§ **Instructions for the task**:
Can you quote the records below in full, word for word?

§ **Data records**:
——————
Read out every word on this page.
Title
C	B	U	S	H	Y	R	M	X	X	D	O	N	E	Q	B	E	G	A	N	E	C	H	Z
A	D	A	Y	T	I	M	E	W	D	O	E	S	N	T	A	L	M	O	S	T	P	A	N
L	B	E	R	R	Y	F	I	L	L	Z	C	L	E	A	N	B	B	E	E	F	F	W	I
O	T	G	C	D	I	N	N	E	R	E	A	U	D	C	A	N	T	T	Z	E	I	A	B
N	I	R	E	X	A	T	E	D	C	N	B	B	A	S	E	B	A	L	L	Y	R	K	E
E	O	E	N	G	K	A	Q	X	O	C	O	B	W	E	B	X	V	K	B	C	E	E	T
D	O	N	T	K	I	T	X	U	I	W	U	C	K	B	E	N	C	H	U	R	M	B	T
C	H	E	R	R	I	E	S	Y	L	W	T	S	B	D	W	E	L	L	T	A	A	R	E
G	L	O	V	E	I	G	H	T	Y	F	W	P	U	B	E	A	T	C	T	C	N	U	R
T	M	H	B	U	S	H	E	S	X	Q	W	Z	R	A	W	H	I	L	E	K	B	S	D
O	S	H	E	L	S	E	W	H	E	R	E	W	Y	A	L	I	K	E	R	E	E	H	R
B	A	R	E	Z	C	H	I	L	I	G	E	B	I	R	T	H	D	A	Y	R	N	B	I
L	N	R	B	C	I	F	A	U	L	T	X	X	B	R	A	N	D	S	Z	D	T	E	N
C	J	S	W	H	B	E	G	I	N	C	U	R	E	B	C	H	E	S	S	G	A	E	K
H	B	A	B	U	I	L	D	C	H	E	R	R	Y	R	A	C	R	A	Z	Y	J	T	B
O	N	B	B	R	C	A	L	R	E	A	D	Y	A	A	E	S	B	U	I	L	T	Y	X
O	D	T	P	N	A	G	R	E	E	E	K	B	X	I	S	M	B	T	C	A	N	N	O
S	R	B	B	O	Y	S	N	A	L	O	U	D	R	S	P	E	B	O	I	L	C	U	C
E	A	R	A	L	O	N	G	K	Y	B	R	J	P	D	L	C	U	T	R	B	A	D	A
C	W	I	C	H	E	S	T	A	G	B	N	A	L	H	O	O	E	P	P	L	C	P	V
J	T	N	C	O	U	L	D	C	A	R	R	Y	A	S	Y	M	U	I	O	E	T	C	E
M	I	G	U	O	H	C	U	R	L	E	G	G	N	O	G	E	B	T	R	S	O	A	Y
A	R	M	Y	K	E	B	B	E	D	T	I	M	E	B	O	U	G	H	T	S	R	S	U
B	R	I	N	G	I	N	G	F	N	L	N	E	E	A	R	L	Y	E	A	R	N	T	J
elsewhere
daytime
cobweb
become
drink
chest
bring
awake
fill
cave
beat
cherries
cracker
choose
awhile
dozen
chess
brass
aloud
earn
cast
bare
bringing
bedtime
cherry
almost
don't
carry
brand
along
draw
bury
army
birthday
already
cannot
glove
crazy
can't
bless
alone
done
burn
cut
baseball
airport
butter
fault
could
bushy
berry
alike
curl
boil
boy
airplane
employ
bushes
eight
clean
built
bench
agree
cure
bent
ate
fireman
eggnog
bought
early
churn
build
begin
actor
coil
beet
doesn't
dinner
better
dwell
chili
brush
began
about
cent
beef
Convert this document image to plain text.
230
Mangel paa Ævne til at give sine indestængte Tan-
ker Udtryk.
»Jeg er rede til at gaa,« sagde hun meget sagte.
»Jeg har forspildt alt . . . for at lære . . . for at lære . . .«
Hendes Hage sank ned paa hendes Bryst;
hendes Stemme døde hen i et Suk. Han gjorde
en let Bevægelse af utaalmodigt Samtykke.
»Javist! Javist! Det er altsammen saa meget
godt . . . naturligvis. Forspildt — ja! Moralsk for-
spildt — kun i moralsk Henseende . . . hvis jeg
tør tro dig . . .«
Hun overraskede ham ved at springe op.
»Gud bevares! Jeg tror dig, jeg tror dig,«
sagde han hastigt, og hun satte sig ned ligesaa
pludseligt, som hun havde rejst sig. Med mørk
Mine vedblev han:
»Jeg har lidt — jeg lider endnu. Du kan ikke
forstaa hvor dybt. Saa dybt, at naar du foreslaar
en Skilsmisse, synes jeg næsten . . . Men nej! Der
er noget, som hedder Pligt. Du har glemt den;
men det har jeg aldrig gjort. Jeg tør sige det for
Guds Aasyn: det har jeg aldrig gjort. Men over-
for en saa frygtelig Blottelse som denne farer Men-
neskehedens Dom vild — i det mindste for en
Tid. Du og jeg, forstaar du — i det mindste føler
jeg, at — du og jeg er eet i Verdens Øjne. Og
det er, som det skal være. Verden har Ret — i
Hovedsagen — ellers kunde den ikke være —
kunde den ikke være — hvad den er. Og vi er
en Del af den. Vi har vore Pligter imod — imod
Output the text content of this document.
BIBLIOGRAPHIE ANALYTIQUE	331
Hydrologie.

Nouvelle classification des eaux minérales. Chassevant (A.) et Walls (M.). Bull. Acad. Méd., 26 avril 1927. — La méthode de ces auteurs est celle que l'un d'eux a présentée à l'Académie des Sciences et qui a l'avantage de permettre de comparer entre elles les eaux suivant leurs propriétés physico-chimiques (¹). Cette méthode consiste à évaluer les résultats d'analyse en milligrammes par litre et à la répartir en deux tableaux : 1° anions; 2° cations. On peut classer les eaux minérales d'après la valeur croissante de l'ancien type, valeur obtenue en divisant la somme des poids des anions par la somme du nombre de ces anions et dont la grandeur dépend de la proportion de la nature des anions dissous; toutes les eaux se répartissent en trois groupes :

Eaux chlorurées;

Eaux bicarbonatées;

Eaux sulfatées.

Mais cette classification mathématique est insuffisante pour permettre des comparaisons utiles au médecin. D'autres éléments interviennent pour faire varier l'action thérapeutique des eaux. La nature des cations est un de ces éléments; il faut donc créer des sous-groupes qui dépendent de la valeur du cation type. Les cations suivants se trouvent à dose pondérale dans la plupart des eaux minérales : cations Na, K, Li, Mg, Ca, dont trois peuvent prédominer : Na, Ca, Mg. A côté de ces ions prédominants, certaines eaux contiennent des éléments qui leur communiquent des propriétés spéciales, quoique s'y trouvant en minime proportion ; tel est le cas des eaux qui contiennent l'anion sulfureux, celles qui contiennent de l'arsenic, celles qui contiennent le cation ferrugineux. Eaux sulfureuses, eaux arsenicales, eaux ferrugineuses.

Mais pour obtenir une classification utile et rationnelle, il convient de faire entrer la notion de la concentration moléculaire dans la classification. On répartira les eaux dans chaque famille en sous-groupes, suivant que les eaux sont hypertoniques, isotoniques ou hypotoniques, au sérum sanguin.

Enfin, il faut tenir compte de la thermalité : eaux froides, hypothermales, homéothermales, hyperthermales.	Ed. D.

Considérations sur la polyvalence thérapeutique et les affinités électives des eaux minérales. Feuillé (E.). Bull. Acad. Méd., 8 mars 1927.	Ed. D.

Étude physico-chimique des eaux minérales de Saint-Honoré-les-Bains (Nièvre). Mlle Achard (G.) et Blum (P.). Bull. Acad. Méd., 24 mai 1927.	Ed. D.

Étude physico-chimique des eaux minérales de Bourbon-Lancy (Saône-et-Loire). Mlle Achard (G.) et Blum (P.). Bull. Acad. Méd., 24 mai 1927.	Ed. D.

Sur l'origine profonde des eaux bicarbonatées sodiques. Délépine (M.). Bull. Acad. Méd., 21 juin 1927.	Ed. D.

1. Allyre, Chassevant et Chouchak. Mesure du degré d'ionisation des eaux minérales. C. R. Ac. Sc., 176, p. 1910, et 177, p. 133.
——————
§ **Written reply**:
Read out every word on this page.
Title
C	B	U	S	H	Y	R	M	X	X	D	O	N	E	Q	B	E	G	A	N	E	C	H	Z
A	D	A	Y	T	I	M	E	W	D	O	E	S	N	T	A	L	M	O	S	T	P	A	N
L	B	E	R	R	Y	F	I	L	L	Z	C	L	E	A	N	B	B	E	E	F	F	W	I
O	T	G	C	D	I	N	N	E	R	E	A	U	D	C	A	N	T	T	Z	E	I	A	B
N	I	R	E	X	A	T	E	D	C	N	B	B	A	S	E	B	A	L	L	Y	R	K	E
E	O	E	N	G	K	A	Q	X	O	C	O	B	W	E	B	X	V	K	B	C	E	E	T
D	O	N	T	K	I	T	X	U	I	W	U	C	K	B	E	N	C	H	U	R	M	B	T
C	H	E	R	R	I	E	S	Y	L	W	T	S	B	D	W	E	L	L	T	A	A	R	E
G	L	O	V	E	I	G	H	T	Y	F	W	P	U	B	E	A	T	C	T	C	N	U	R
T	M	H	B	U	S	H	E	S	X	Q	W	Z	R	A	W	H	I	L	E	K	B	S	D
O	S	H	E	L	S	E	W	H	E	R	E	W	Y	A	L	I	K	E	R	E	E	H	R
B	A	R	E	Z	C	H	I	L	I	G	E	B	I	R	T	H	D	A	Y	R	N	B	I
L	N	R	B	C	I	F	A	U	L	T	X	X	B	R	A	N	D	S	Z	D	T	E	N
C	J	S	W	H	B	E	G	I	N	C	U	R	E	B	C	H	E	S	S	G	A	E	K
H	B	A	B	U	I	L	D	C	H	E	R	R	Y	R	A	C	R	A	Z	Y	J	T	B
O	N	B	B	R	C	A	L	R	E	A	D	Y	A	A	E	S	B	U	I	L	T	Y	X
O	D	T	P	N	A	G	R	E	E	E	K	B	X	I	S	M	B	T	C	A	N	N	O
S	R	B	B	O	Y	S	N	A	L	O	U	D	R	S	P	E	B	O	I	L	C	U	C
E	A	R	A	L	O	N	G	K	Y	B	R	J	P	D	L	C	U	T	R	B	A	D	A
C	W	I	C	H	E	S	T	A	G	B	N	A	L	H	O	O	E	P	P	L	C	P	V
J	T	N	C	O	U	L	D	C	A	R	R	Y	A	S	Y	M	U	I	O	E	T	C	E
M	I	G	U	O	H	C	U	R	L	E	G	G	N	O	G	E	B	T	R	S	O	A	Y
A	R	M	Y	K	E	B	B	E	D	T	I	M	E	B	O	U	G	H	T	S	R	S	U
B	R	I	N	G	I	N	G	F	N	L	N	E	E	A	R	L	Y	E	A	R	N	T	J
elsewhere
daytime
cobweb
become
drink
chest
bring
awake
fill
cave
beat
cherries
cracker
choose
awhile
dozen
chess
brass
aloud
earn
cast
bare
bringing
bedtime
cherry
almost
don't
carry
brand
along
draw
bury
army
birthday
already
cannot
glove
crazy
can't
bless
alone
done
burn
cut
baseball
airport
butter
fault
could
bushy
berry
alike
curl
boil
boy
airplane
employ
bushes
eight
clean
built
bench
agree
cure
bent
ate
fireman
eggnog
bought
early
churn
build
begin
actor
coil
beet
doesn't
dinner
better
dwell
chili
brush
began
about
cent
beef
Convert this document image to plain text.
230
Mangel paa Ævne til at give sine indestængte Tan-
ker Udtryk.
»Jeg er rede til at gaa,« sagde hun meget sagte.
»Jeg har forspildt alt . . . for at lære . . . for at lære . . .«
Hendes Hage sank ned paa hendes Bryst;
hendes Stemme døde hen i et Suk. Han gjorde
en let Bevægelse af utaalmodigt Samtykke.
»Javist! Javist! Det er altsammen saa meget
godt . . . naturligvis. Forspildt — ja! Moralsk for-
spildt — kun i moralsk Henseende . . . hvis jeg
tør tro dig . . .«
Hun overraskede ham ved at springe op.
»Gud bevares! Jeg tror dig, jeg tror dig,«
sagde han hastigt, og hun satte sig ned ligesaa
pludseligt, som hun havde rejst sig. Med mørk
Mine vedblev han:
»Jeg har lidt — jeg lider endnu. Du kan ikke
forstaa hvor dybt. Saa dybt, at naar du foreslaar
en Skilsmisse, synes jeg næsten . . . Men nej! Der
er noget, som hedder Pligt. Du har glemt den;
men det har jeg aldrig gjort. Jeg tør sige det for
Guds Aasyn: det har jeg aldrig gjort. Men over-
for en saa frygtelig Blottelse som denne farer Men-
neskehedens Dom vild — i det mindste for en
Tid. Du og jeg, forstaar du — i det mindste føler
jeg, at — du og jeg er eet i Verdens Øjne. Og
det er, som det skal være. Verden har Ret — i
Hovedsagen — ellers kunde den ikke være —
kunde den ikke være — hvad den er. Og vi er
en Del af den. Vi har vore Pligter imod — imod
Output the text content of this document.
BIBLIOGRAPHIE ANALYTIQUE	331
Hydrologie.

Nouvelle classification des eaux minérales. Chassevant (A.) et Walls (M.). Bull. Acad. Méd., 26 avril 1927. — La méthode de ces auteurs est celle que l'un d'eux a présentée à l'Académie des Sciences et qui a l'avantage de permettre de comparer entre elles les eaux suivant leurs propriétés physico-chimiques (¹). Cette méthode consiste à évaluer les résultats d'analyse en milligrammes par litre et à la répartir en deux tableaux : 1° anions; 2° cations. On peut classer les eaux minérales d'après la valeur croissante de l'ancien type, valeur obtenue en divisant la somme des poids des anions par la somme du nombre de ces anions et dont la grandeur dépend de la proportion de la nature des anions dissous; toutes les eaux se répartissent en trois groupes :

Eaux chlorurées;

Eaux bicarbonatées;

Eaux sulfatées.

Mais cette classification mathématique est insuffisante pour permettre des comparaisons utiles au médecin. D'autres éléments interviennent pour faire varier l'action thérapeutique des eaux. La nature des cations est un de ces éléments; il faut donc créer des sous-groupes qui dépendent de la valeur du cation type. Les cations suivants se trouvent à dose pondérale dans la plupart des eaux minérales : cations Na, K, Li, Mg, Ca, dont trois peuvent prédominer : Na, Ca, Mg. A côté de ces ions prédominants, certaines eaux contiennent des éléments qui leur communiquent des propriétés spéciales, quoique s'y trouvant en minime proportion ; tel est le cas des eaux qui contiennent l'anion sulfureux, celles qui contiennent de l'arsenic, celles qui contiennent le cation ferrugineux. Eaux sulfureuses, eaux arsenicales, eaux ferrugineuses.

Mais pour obtenir une classification utile et rationnelle, il convient de faire entrer la notion de la concentration moléculaire dans la classification. On répartira les eaux dans chaque famille en sous-groupes, suivant que les eaux sont hypertoniques, isotoniques ou hypotoniques, au sérum sanguin.

Enfin, il faut tenir compte de la thermalité : eaux froides, hypothermales, homéothermales, hyperthermales.	Ed. D.

Considérations sur la polyvalence thérapeutique et les affinités électives des eaux minérales. Feuillé (E.). Bull. Acad. Méd., 8 mars 1927.	Ed. D.

Étude physico-chimique des eaux minérales de Saint-Honoré-les-Bains (Nièvre). Mlle Achard (G.) et Blum (P.). Bull. Acad. Méd., 24 mai 1927.	Ed. D.

Étude physico-chimique des eaux minérales de Bourbon-Lancy (Saône-et-Loire). Mlle Achard (G.) et Blum (P.). Bull. Acad. Méd., 24 mai 1927.	Ed. D.

Sur l'origine profonde des eaux bicarbonatées sodiques. Délépine (M.). Bull. Acad. Méd., 21 juin 1927.	Ed. D.

1. Allyre, Chassevant et Chouchak. Mesure du degré d'ionisation des eaux minérales. C. R. Ac. Sc., 176, p. 1910, et 177, p. 133.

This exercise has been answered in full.